• Your instructions:
Could you give the data below again, exactly and completely?

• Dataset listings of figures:
::::::
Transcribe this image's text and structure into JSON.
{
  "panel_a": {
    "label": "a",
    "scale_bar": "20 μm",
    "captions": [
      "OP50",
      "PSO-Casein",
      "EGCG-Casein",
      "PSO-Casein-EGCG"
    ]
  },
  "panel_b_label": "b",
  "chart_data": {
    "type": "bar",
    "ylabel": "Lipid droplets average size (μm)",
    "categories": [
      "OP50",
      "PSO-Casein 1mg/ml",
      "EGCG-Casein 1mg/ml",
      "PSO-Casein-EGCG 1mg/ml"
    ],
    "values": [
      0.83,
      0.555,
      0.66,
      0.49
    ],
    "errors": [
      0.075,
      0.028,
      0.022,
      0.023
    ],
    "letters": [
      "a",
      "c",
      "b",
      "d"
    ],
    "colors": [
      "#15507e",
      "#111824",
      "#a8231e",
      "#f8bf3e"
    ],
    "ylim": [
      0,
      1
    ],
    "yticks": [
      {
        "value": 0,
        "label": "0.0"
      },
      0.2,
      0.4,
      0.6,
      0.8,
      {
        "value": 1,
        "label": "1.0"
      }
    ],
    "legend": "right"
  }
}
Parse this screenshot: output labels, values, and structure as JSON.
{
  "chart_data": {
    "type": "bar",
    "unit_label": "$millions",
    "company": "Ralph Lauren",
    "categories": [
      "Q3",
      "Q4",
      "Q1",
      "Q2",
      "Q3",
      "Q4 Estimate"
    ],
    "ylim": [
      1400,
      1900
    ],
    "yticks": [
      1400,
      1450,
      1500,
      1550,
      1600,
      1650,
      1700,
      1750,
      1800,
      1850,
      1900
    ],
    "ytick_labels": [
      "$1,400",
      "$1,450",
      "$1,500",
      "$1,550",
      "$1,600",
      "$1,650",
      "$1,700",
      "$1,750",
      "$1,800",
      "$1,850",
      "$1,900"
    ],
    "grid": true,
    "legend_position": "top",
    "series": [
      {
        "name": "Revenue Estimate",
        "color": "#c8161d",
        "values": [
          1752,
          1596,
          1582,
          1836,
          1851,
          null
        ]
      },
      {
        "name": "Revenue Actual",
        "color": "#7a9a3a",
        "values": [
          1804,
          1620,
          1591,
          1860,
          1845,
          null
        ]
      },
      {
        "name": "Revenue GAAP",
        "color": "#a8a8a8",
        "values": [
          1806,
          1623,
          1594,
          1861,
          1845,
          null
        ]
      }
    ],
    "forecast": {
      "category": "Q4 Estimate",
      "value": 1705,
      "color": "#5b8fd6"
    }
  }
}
::::::
• Answer to this problem:
Transcribe this image's text and structure into JSON.
{
  "panel_a": {
    "label": "a",
    "scale_bar": "20 μm",
    "captions": [
      "OP50",
      "PSO-Casein",
      "EGCG-Casein",
      "PSO-Casein-EGCG"
    ]
  },
  "panel_b_label": "b",
  "chart_data": {
    "type": "bar",
    "ylabel": "Lipid droplets average size (μm)",
    "categories": [
      "OP50",
      "PSO-Casein 1mg/ml",
      "EGCG-Casein 1mg/ml",
      "PSO-Casein-EGCG 1mg/ml"
    ],
    "values": [
      0.83,
      0.555,
      0.66,
      0.49
    ],
    "errors": [
      0.075,
      0.028,
      0.022,
      0.023
    ],
    "letters": [
      "a",
      "c",
      "b",
      "d"
    ],
    "colors": [
      "#15507e",
      "#111824",
      "#a8231e",
      "#f8bf3e"
    ],
    "ylim": [
      0,
      1
    ],
    "yticks": [
      {
        "value": 0,
        "label": "0.0"
      },
      0.2,
      0.4,
      0.6,
      0.8,
      {
        "value": 1,
        "label": "1.0"
      }
    ],
    "legend": "right"
  }
}
Parse this screenshot: output labels, values, and structure as JSON.
{
  "chart_data": {
    "type": "bar",
    "unit_label": "$millions",
    "company": "Ralph Lauren",
    "categories": [
      "Q3",
      "Q4",
      "Q1",
      "Q2",
      "Q3",
      "Q4 Estimate"
    ],
    "ylim": [
      1400,
      1900
    ],
    "yticks": [
      1400,
      1450,
      1500,
      1550,
      1600,
      1650,
      1700,
      1750,
      1800,
      1850,
      1900
    ],
    "ytick_labels": [
      "$1,400",
      "$1,450",
      "$1,500",
      "$1,550",
      "$1,600",
      "$1,650",
      "$1,700",
      "$1,750",
      "$1,800",
      "$1,850",
      "$1,900"
    ],
    "grid": true,
    "legend_position": "top",
    "series": [
      {
        "name": "Revenue Estimate",
        "color": "#c8161d",
        "values": [
          1752,
          1596,
          1582,
          1836,
          1851,
          null
        ]
      },
      {
        "name": "Revenue Actual",
        "color": "#7a9a3a",
        "values": [
          1804,
          1620,
          1591,
          1860,
          1845,
          null
        ]
      },
      {
        "name": "Revenue GAAP",
        "color": "#a8a8a8",
        "values": [
          1806,
          1623,
          1594,
          1861,
          1845,
          null
        ]
      }
    ],
    "forecast": {
      "category": "Q4 Estimate",
      "value": 1705,
      "color": "#5b8fd6"
    }
  }
}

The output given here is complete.